• _Exercise_:
Your task is to copy the listing exactly, with the pictures left out.

[Dataset entries on figures]
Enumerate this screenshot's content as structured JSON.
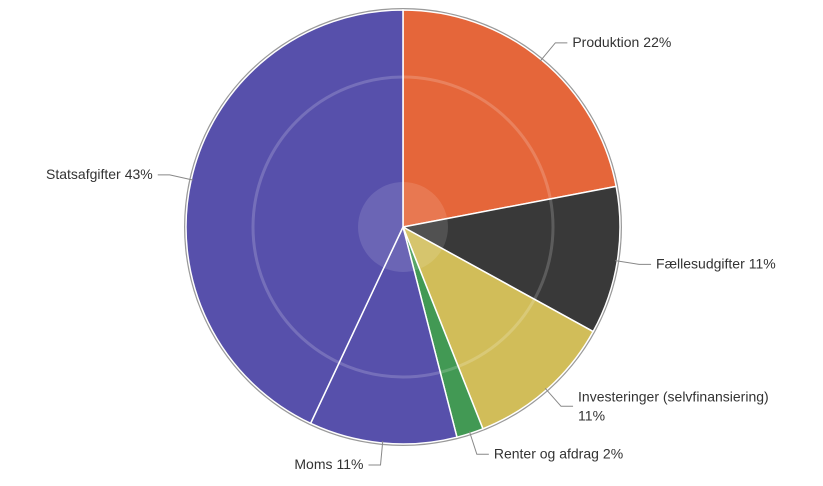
{
  "chart_data": {
    "type": "pie",
    "categories": [
      "Produktion",
      "Fællesudgifter",
      "Investeringer (selvfinansiering)",
      "Renter og afdrag",
      "Moms",
      "Statsafgifter"
    ],
    "values": [
      22,
      11,
      11,
      2,
      11,
      43
    ],
    "value_labels": [
      "22%",
      "11%",
      "11%",
      "2%",
      "11%",
      "43%"
    ],
    "colors": [
      "#ef5f2c",
      "#2b2b2b",
      "#d8c250",
      "#35984a",
      "#4d46ad",
      "#4d46ad"
    ]
  }
}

• _Complete response_:
Enumerate this screenshot's content as structured JSON.
{
  "chart_data": {
    "type": "pie",
    "categories": [
      "Produktion",
      "Fællesudgifter",
      "Investeringer (selvfinansiering)",
      "Renter og afdrag",
      "Moms",
      "Statsafgifter"
    ],
    "values": [
      22,
      11,
      11,
      2,
      11,
      43
    ],
    "value_labels": [
      "22%",
      "11%",
      "11%",
      "2%",
      "11%",
      "43%"
    ],
    "colors": [
      "#ef5f2c",
      "#2b2b2b",
      "#d8c250",
      "#35984a",
      "#4d46ad",
      "#4d46ad"
    ]
  }
}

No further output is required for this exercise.